> Dataset records
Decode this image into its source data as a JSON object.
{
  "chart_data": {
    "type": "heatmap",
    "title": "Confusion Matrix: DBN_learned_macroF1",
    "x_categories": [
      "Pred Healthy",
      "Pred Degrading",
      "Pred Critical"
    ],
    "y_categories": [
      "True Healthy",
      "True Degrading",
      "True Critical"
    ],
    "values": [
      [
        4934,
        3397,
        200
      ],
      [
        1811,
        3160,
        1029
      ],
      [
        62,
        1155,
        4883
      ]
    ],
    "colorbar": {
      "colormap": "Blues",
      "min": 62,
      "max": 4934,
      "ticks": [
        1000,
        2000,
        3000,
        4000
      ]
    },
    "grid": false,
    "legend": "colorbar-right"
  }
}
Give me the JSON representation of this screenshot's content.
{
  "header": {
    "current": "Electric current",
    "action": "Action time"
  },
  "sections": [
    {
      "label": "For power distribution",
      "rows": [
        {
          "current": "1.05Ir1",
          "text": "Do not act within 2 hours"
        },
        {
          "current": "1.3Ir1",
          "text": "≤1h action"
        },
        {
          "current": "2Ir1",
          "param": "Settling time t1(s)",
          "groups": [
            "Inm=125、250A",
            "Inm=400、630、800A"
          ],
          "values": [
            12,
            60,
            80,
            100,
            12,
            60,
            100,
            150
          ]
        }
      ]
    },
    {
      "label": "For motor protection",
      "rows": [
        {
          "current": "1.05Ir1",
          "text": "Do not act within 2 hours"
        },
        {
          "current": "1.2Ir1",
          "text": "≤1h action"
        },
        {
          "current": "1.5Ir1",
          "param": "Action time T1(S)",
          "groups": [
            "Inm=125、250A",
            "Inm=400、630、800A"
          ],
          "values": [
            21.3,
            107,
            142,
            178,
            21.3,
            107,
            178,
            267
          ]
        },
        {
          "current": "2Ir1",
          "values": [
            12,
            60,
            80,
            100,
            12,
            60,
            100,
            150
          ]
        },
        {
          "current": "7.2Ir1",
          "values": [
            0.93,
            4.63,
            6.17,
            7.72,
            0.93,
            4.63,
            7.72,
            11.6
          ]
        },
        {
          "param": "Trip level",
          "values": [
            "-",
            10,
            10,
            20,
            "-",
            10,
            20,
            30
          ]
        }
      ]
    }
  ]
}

> Exercise requirements
Identify each line in the records above that contains the word "time", and copy it out in full.

> Complete answer
    "action": "Action time"
          "param": "Settling time t1(s)",
          "param": "Action time T1(S)",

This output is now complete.